## STATED EXERCISE
Of the lines below, how many hold the string "right"? Give only the number.

Records about charts and figures:
----------------

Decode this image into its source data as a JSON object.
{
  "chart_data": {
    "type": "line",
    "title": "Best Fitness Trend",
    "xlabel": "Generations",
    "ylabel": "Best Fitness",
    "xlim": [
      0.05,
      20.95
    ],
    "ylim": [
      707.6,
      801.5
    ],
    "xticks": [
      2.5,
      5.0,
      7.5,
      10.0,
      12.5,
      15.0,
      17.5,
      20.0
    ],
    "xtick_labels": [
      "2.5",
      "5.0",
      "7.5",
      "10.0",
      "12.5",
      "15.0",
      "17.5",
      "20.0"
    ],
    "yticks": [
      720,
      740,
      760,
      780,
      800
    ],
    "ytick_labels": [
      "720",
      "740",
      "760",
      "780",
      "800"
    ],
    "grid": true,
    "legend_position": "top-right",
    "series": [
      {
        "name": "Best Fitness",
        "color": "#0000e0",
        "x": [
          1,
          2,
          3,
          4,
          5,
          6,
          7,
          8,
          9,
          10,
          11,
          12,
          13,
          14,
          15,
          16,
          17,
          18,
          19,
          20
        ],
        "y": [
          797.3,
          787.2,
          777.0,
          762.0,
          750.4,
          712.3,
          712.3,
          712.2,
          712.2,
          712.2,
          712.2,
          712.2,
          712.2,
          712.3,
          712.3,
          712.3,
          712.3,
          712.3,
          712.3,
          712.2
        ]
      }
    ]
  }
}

----------------

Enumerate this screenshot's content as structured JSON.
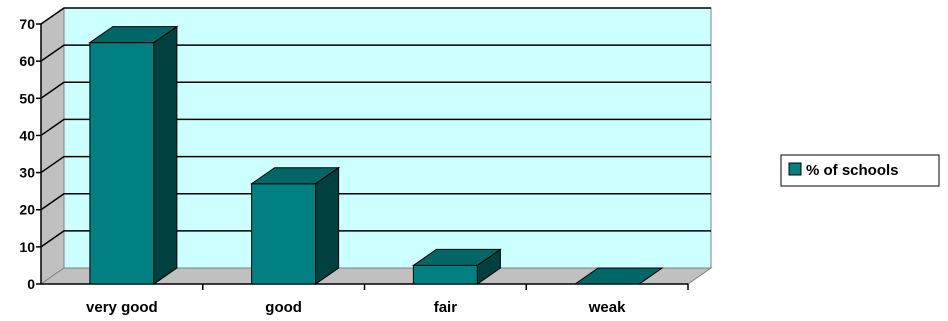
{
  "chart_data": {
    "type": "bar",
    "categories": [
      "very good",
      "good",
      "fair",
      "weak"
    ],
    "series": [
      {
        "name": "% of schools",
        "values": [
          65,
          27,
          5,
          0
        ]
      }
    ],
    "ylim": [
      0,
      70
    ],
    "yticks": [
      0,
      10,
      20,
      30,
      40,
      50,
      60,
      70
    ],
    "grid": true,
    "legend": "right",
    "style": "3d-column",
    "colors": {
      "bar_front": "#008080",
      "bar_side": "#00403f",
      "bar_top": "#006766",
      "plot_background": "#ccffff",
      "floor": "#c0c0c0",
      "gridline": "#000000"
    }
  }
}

----------------

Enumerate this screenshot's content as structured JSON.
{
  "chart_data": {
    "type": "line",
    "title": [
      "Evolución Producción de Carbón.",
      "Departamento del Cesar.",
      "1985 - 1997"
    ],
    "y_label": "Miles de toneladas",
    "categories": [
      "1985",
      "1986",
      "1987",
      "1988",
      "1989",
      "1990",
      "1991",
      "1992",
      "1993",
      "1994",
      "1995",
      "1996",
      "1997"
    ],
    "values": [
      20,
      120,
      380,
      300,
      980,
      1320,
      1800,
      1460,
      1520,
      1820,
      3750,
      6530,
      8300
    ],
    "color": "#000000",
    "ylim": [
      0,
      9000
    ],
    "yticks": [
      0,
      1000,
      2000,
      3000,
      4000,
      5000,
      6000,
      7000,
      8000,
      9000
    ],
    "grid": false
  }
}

----------------

## REPLY
2